## Task objective
For each line in the data below that holds "логарифмов", return a copy.

Data entries
..........
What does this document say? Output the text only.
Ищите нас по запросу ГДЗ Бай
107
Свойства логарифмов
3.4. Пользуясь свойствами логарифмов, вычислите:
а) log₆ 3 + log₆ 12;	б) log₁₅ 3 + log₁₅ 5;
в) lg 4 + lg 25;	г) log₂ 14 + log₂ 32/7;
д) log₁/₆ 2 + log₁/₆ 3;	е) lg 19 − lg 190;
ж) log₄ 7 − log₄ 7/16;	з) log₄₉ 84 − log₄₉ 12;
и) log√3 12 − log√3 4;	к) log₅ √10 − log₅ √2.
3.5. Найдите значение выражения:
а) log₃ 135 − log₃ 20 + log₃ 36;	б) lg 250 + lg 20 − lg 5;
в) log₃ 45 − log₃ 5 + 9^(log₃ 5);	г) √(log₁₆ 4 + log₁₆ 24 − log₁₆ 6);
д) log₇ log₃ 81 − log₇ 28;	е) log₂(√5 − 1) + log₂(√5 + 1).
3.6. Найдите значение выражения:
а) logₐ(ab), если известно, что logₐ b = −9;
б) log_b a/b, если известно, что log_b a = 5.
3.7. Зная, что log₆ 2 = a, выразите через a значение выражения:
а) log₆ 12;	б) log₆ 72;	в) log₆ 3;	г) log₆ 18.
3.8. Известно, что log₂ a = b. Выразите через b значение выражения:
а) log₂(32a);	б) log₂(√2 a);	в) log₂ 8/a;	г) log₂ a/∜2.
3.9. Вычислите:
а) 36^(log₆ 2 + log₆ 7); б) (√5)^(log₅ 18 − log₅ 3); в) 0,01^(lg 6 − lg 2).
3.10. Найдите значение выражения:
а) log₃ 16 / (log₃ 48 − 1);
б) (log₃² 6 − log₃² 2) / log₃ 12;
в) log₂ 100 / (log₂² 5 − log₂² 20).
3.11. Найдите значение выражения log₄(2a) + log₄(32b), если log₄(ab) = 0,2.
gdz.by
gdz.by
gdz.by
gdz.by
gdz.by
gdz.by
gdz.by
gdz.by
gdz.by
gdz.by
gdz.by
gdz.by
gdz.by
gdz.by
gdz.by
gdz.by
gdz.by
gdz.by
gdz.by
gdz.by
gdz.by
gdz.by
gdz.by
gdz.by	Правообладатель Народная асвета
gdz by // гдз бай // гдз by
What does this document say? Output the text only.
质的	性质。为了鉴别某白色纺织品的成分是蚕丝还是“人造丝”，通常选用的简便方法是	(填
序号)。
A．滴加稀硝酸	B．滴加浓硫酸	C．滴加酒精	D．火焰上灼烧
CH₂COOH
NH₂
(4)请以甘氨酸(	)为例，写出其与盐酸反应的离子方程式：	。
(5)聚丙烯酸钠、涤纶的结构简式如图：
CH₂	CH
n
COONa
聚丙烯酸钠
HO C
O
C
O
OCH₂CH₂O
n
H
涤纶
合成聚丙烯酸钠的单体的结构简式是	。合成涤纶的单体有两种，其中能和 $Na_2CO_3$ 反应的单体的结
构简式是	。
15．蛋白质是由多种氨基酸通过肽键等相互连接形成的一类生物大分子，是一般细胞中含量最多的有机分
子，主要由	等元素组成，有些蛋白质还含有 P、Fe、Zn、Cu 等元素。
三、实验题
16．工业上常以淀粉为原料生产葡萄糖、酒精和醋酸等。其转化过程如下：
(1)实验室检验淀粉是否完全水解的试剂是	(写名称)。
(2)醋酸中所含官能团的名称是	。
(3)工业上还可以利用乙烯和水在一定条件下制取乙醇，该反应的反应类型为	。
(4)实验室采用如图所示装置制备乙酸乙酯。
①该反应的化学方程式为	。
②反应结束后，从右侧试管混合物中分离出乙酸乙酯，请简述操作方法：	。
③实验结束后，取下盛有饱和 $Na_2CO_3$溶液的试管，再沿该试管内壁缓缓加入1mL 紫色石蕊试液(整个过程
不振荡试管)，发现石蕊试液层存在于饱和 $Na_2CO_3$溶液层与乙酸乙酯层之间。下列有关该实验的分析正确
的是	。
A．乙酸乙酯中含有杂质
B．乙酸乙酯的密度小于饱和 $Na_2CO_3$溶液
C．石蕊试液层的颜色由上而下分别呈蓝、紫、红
..........
## Completed task
Свойства логарифмов
3.4. Пользуясь свойствами логарифмов, вычислите:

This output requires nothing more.